Extracted records
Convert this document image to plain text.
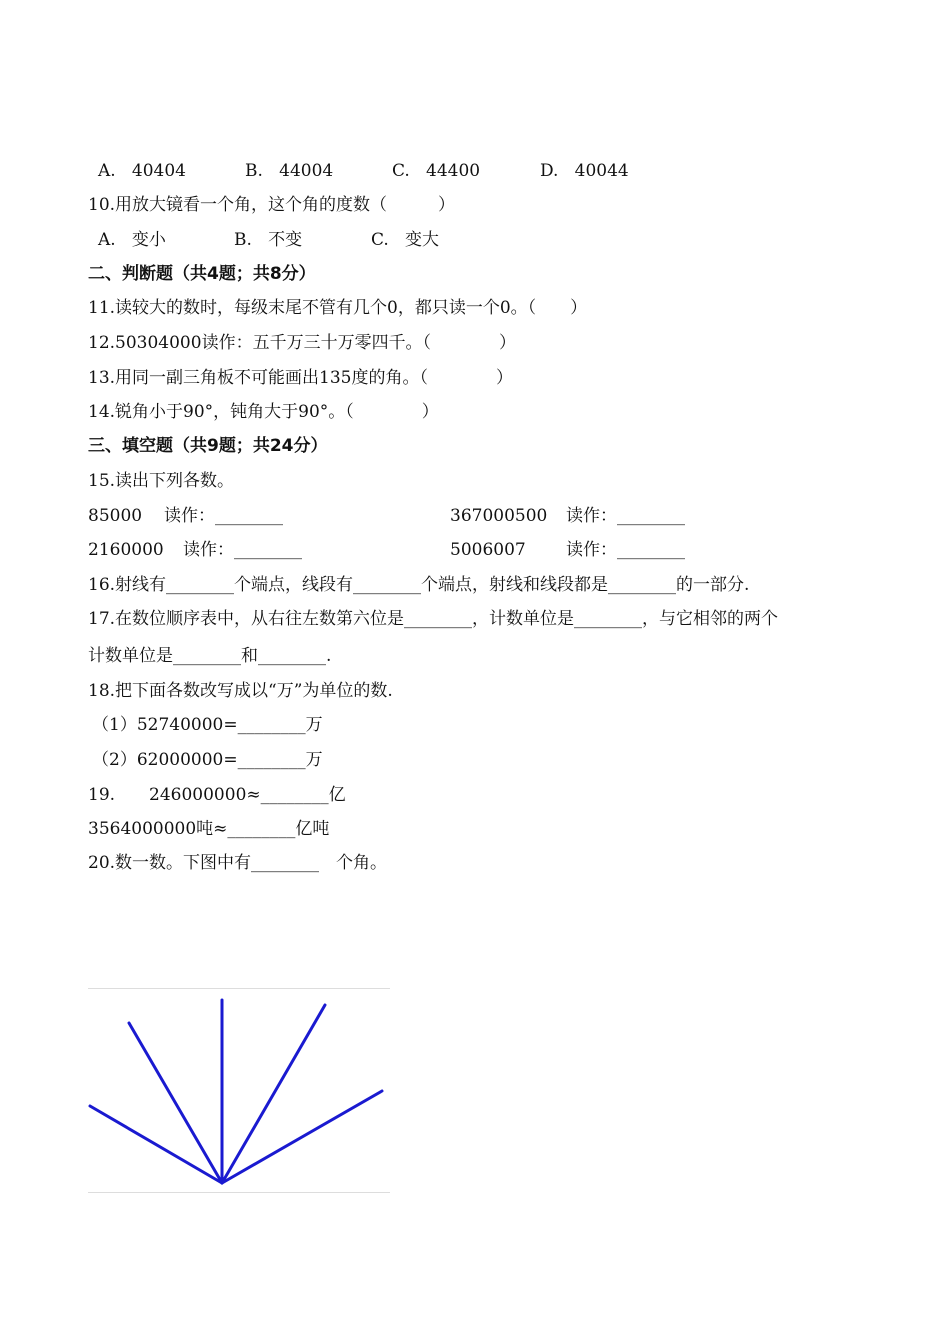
A. 40404	B. 44004	C. 44400	D. 40044
10.用放大镜看一个角，这个角的度数（　　　）
A. 变小	B. 不变	C. 变大
二、判断题（共4题；共8分）
11.读较大的数时，每级末尾不管有几个0，都只读一个0。（　　）
12.50304000读作：五千万三十万零四千。（　　　　）
13.用同一副三角板不可能画出135度的角。（　　　　）
14.锐角小于90°，钝角大于90°。（　　　　）
三、填空题（共9题；共24分）
15.读出下列各数。
85000 读作：________	367000500 读作：________
2160000 读作：________	5006007 读作：________
16.射线有________个端点，线段有________个端点，射线和线段都是________的一部分.
17.在数位顺序表中，从右往左数第六位是________，计数单位是________，与它相邻的两个
计数单位是________和________.
18.把下面各数改写成以“万”为单位的数.
（1）52740000=________万
（2）62000000=________万
19.　　246000000≈________亿
3564000000吨≈________亿吨
20.数一数。下图中有________　个角。
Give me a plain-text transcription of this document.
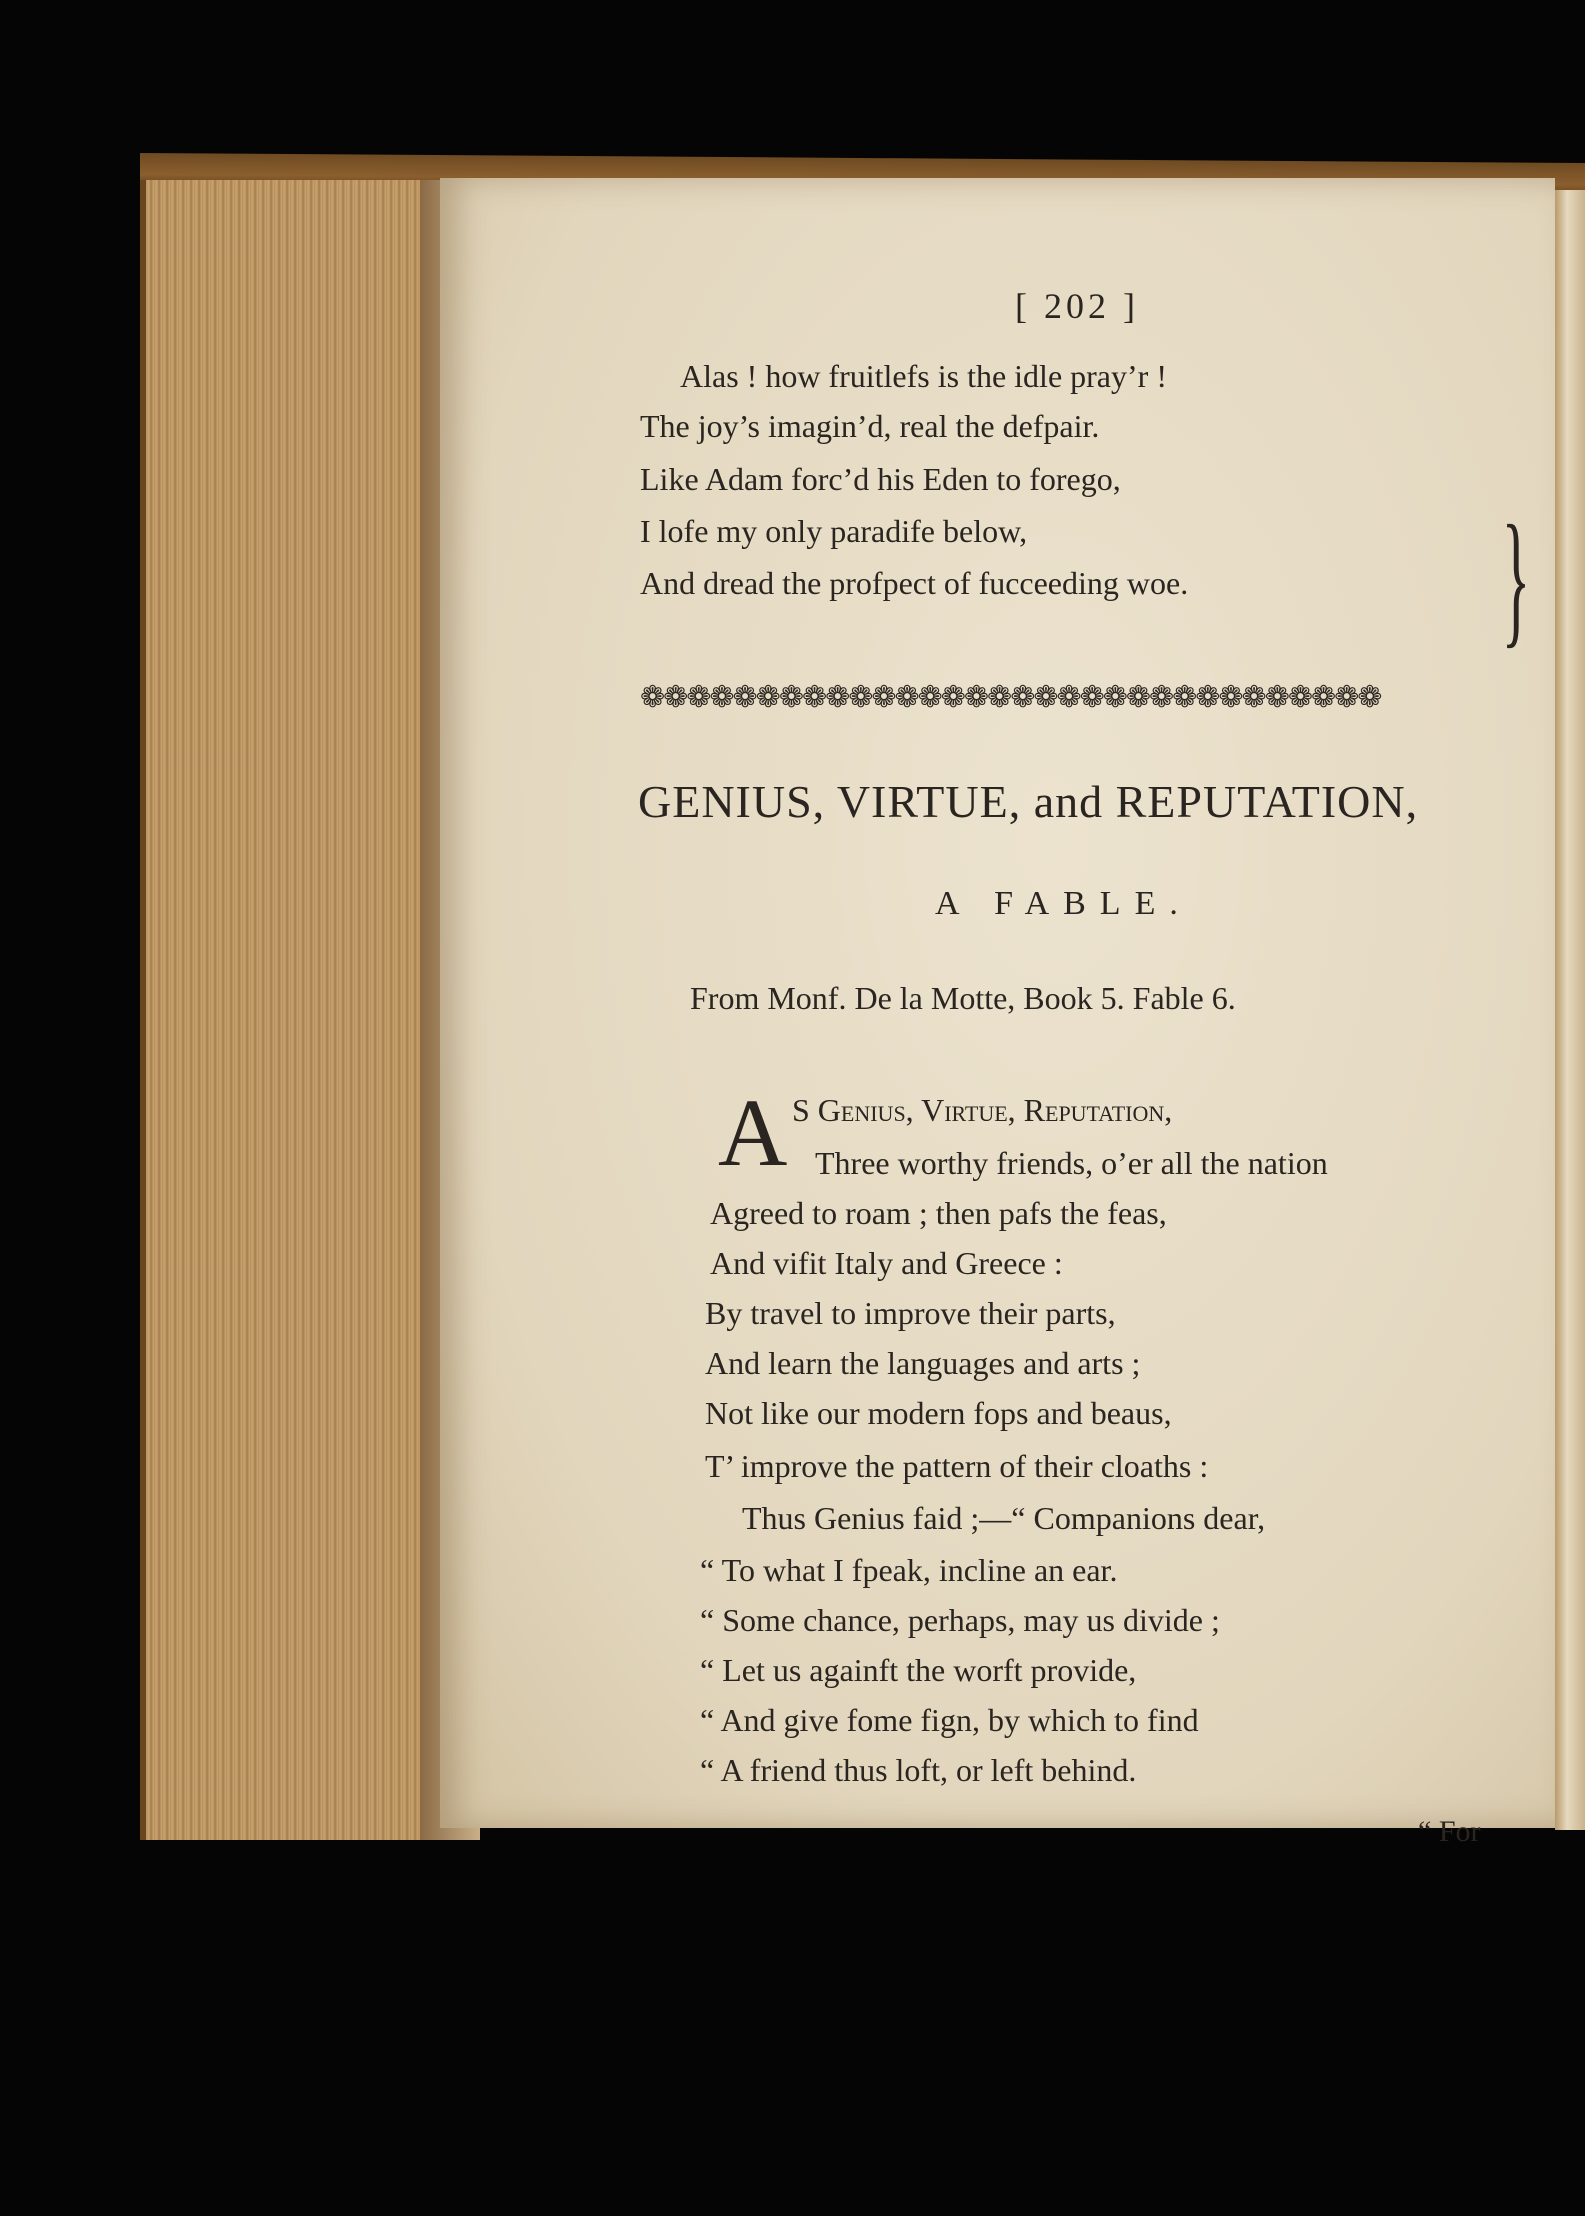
[ 202 ]
Alas ! how fruitlefs is the idle pray’r !
The joy’s imagin’d, real the defpair.
Like Adam forc’d his Eden to forego,
I lofe my only paradife below,
And dread the profpect of fucceeding woe. }
❁❁❁❁❁❁❁❁❁❁❁❁❁❁❁❁❁❁❁❁❁❁❁❁❁❁❁❁❁❁❁❁
GENIUS, VIRTUE, and REPUTATION,
A FABLE.
From Monf. De la Motte, Book 5. Fable 6.
A S Genius, Virtue, Reputation,
Three worthy friends, o’er all the nation
Agreed to roam ; then pafs the feas,
And vifit Italy and Greece :
By travel to improve their parts,
And learn the languages and arts ;
Not like our modern fops and beaus,
T’ improve the pattern of their cloaths :
Thus Genius faid ;—“ Companions dear,
“ To what I fpeak, incline an ear.
“ Some chance, perhaps, may us divide ;
“ Let us againft the worft provide,
“ And give fome fign, by which to find
“ A friend thus loft, or left behind.
“ For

• _To do_:
Copy all of the entries verbatim, leaving out any pictures they contain.

• _Correct result_:
Convert this document image to plain text.
A. 40404	B. 44004	C. 44400	D. 40044
10.用放大镜看一个角，这个角的度数（　　　）
A. 变小	B. 不变	C. 变大
二、判断题（共4题；共8分）
11.读较大的数时，每级末尾不管有几个0，都只读一个0。（　　）
12.50304000读作：五千万三十万零四千。（　　　　）
13.用同一副三角板不可能画出135度的角。（　　　　）
14.锐角小于90°，钝角大于90°。（　　　　）
三、填空题（共9题；共24分）
15.读出下列各数。
85000 读作：________	367000500 读作：________
2160000 读作：________	5006007 读作：________
16.射线有________个端点，线段有________个端点，射线和线段都是________的一部分.
17.在数位顺序表中，从右往左数第六位是________，计数单位是________，与它相邻的两个
计数单位是________和________.
18.把下面各数改写成以“万”为单位的数.
（1）52740000=________万
（2）62000000=________万
19.　　246000000≈________亿
3564000000吨≈________亿吨
20.数一数。下图中有________　个角。
Give me a plain-text transcription of this document.
[ 202 ]
Alas ! how fruitlefs is the idle pray’r !
The joy’s imagin’d, real the defpair.
Like Adam forc’d his Eden to forego,
I lofe my only paradife below,
And dread the profpect of fucceeding woe. }
❁❁❁❁❁❁❁❁❁❁❁❁❁❁❁❁❁❁❁❁❁❁❁❁❁❁❁❁❁❁❁❁
GENIUS, VIRTUE, and REPUTATION,
A FABLE.
From Monf. De la Motte, Book 5. Fable 6.
A S Genius, Virtue, Reputation,
Three worthy friends, o’er all the nation
Agreed to roam ; then pafs the feas,
And vifit Italy and Greece :
By travel to improve their parts,
And learn the languages and arts ;
Not like our modern fops and beaus,
T’ improve the pattern of their cloaths :
Thus Genius faid ;—“ Companions dear,
“ To what I fpeak, incline an ear.
“ Some chance, perhaps, may us divide ;
“ Let us againft the worft provide,
“ And give fome fign, by which to find
“ A friend thus loft, or left behind.
“ For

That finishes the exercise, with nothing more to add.